Read through the entries below and return each line with the word "JSON".

++++ Supplied data ++++

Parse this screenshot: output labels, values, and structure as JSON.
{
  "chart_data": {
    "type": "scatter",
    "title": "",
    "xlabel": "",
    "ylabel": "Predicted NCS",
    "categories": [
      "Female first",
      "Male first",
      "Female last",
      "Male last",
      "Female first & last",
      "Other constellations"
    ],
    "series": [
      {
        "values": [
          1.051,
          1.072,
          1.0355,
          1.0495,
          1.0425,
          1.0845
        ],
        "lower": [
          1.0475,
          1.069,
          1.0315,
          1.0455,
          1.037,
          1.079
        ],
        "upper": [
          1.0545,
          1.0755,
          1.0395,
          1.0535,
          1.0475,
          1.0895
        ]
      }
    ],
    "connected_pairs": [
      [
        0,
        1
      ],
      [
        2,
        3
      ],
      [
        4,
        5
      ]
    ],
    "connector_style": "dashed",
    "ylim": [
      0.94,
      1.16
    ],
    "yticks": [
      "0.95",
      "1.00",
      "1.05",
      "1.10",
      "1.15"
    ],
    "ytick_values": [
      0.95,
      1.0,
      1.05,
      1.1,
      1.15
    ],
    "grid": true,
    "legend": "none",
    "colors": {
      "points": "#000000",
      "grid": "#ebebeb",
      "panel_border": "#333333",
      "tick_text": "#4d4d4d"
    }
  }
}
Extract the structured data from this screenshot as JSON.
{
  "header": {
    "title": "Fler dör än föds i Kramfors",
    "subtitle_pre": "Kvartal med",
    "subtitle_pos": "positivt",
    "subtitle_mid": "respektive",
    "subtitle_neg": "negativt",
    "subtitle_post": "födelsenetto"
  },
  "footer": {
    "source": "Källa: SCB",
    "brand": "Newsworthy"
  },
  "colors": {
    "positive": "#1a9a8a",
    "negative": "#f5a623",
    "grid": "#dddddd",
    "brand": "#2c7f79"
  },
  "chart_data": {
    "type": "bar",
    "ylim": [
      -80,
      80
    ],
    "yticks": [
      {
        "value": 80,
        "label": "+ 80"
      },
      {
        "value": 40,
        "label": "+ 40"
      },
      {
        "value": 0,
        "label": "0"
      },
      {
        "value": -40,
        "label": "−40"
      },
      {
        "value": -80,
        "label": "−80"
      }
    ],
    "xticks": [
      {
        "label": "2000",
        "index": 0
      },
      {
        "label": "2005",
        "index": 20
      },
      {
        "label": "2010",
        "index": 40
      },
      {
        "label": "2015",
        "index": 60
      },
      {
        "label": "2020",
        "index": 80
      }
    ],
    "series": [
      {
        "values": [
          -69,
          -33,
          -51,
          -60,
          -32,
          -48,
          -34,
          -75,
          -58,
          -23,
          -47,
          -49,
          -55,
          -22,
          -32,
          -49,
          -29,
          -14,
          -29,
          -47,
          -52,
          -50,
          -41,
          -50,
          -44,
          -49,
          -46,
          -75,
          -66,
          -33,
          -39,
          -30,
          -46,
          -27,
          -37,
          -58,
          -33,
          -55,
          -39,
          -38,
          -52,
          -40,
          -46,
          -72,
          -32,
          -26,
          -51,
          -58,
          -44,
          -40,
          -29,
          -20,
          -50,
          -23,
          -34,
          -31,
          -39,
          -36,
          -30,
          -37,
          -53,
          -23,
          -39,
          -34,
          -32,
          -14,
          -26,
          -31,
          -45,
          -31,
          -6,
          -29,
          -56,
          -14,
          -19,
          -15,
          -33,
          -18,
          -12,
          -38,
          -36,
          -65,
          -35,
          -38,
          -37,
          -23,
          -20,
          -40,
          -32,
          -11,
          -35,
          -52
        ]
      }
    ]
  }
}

++++

● **Solution to the problem**
Parse this screenshot: output labels, values, and structure as JSON.
Extract the structured data from this screenshot as JSON.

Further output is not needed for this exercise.